## ABOUT THIS EXERCISE
Leave out the pictures and copy every record exactly.

◇ ◇ ◇

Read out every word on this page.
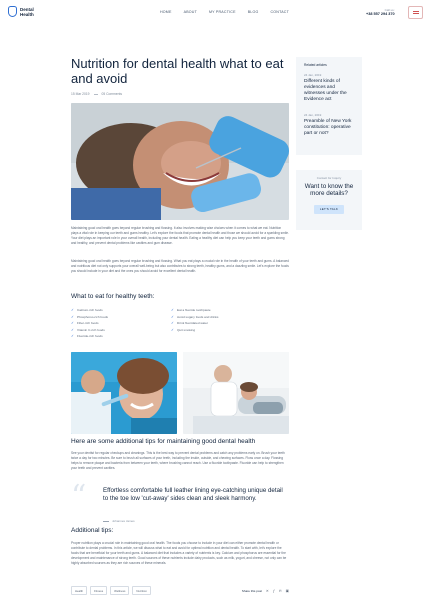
Dental
Health	HOME	ABOUT	MY PRACTICE	BLOG	CONTACT	Call us:
+38 557 294 370
Nutrition for dental health what to eat and avoid
15 Mar 2019	05 Comments

Maintaining good oral health goes beyond regular brushing and flossing. It also involves making wise choices when it comes to what we eat. Nutrition plays a vital role in keeping our teeth and gums healthy. Let's explore the foods that promote dental health and those we should avoid for a sparkling smile. Your diet plays an important role in your overall health, including your dental health. Eating a healthy diet can help you keep your teeth and gums strong and healthy, and prevent dental problems like cavities and gum disease.

Maintaining good oral health goes beyond regular brushing and flossing. What you eat plays a crucial role in the health of your teeth and gums. A balanced and nutritious diet not only supports your overall well-being but also contributes to strong teeth, healthy gums, and a dazzling smile. Let's explore the foods you should include in your diet and the ones you should avoid for excellent dental health.

What to eat for healthy teeth:
✓ Calcium-rich foods	✓ Eat a fluoride toothpaste
✓ Phosphorus-rich foods	✓ Avoid sugary foods and drinks
✓ Fiber-rich foods	✓ Drink fluoridated water
✓ Vitamin C-rich foods	✓ Quit smoking
✓ Fluoride-rich foods
Here are some additional tips for maintaining good dental health

See your dentist for regular checkups and cleanings. This is the best way to prevent dental problems and catch any problems early on. Brush your teeth twice a day for two minutes. Be sure to brush all surfaces of your teeth, including the inside, outside, and chewing surfaces. Floss once a day. Flossing helps to remove plaque and bacteria from between your teeth, where brushing cannot reach. Use a fluoride toothpaste. Fluoride can help to strengthen your teeth and prevent cavities.

“	Effortless comfortable full leather lining eye-catching unique detail to the toe low 'cut-away' sides clean and sleek harmony.

Johannes James
Additional tips:

Proper nutrition plays a crucial role in maintaining good oral health. The foods you choose to include in your diet can either promote dental health or contribute to dental problems. In this article, we will discuss what to eat and avoid for optimal nutrition and dental health. To start with, let's explore the foods that are beneficial for your teeth and gums. A balanced diet that includes a variety of nutrients is key. Calcium and phosphorus are essential for the development and maintenance of strong teeth. Good sources of these nutrients include dairy products, such as milk, yogurt, and cheese, not only can be highly absorbed sources as they are rich sources of these minerals.

Health	Fitness	Wellness	Nutrition	Share this post ✕ ƒ ℗ ▣
Related articles
24 Jan, 2019
Different kinds of evidences and witnesses under the Evidence act
24 Jan, 2019
Preamble of New York constitution: operative part or not?
Contact for Inquiry
Want to know the more details?
LET'S TALK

◇ ◇ ◇

## PROBLEM SOLUTION
Read out every word on this page.
Dental
Health	HOME	ABOUT	MY PRACTICE	BLOG	CONTACT	Call us:
+38 557 294 370
Nutrition for dental health what to eat and avoid
15 Mar 2019	05 Comments

Maintaining good oral health goes beyond regular brushing and flossing. It also involves making wise choices when it comes to what we eat. Nutrition plays a vital role in keeping our teeth and gums healthy. Let's explore the foods that promote dental health and those we should avoid for a sparkling smile. Your diet plays an important role in your overall health, including your dental health. Eating a healthy diet can help you keep your teeth and gums strong and healthy, and prevent dental problems like cavities and gum disease.

Maintaining good oral health goes beyond regular brushing and flossing. What you eat plays a crucial role in the health of your teeth and gums. A balanced and nutritious diet not only supports your overall well-being but also contributes to strong teeth, healthy gums, and a dazzling smile. Let's explore the foods you should include in your diet and the ones you should avoid for excellent dental health.

What to eat for healthy teeth:
✓ Calcium-rich foods	✓ Eat a fluoride toothpaste
✓ Phosphorus-rich foods	✓ Avoid sugary foods and drinks
✓ Fiber-rich foods	✓ Drink fluoridated water
✓ Vitamin C-rich foods	✓ Quit smoking
✓ Fluoride-rich foods
Here are some additional tips for maintaining good dental health

See your dentist for regular checkups and cleanings. This is the best way to prevent dental problems and catch any problems early on. Brush your teeth twice a day for two minutes. Be sure to brush all surfaces of your teeth, including the inside, outside, and chewing surfaces. Floss once a day. Flossing helps to remove plaque and bacteria from between your teeth, where brushing cannot reach. Use a fluoride toothpaste. Fluoride can help to strengthen your teeth and prevent cavities.

“	Effortless comfortable full leather lining eye-catching unique detail to the toe low 'cut-away' sides clean and sleek harmony.

Johannes James
Additional tips:

Proper nutrition plays a crucial role in maintaining good oral health. The foods you choose to include in your diet can either promote dental health or contribute to dental problems. In this article, we will discuss what to eat and avoid for optimal nutrition and dental health. To start with, let's explore the foods that are beneficial for your teeth and gums. A balanced diet that includes a variety of nutrients is key. Calcium and phosphorus are essential for the development and maintenance of strong teeth. Good sources of these nutrients include dairy products, such as milk, yogurt, and cheese, not only can be highly absorbed sources as they are rich sources of these minerals.

Health	Fitness	Wellness	Nutrition	Share this post ✕ ƒ ℗ ▣
Related articles
24 Jan, 2019
Different kinds of evidences and witnesses under the Evidence act
24 Jan, 2019
Preamble of New York constitution: operative part or not?
Contact for Inquiry
Want to know the more details?
LET'S TALK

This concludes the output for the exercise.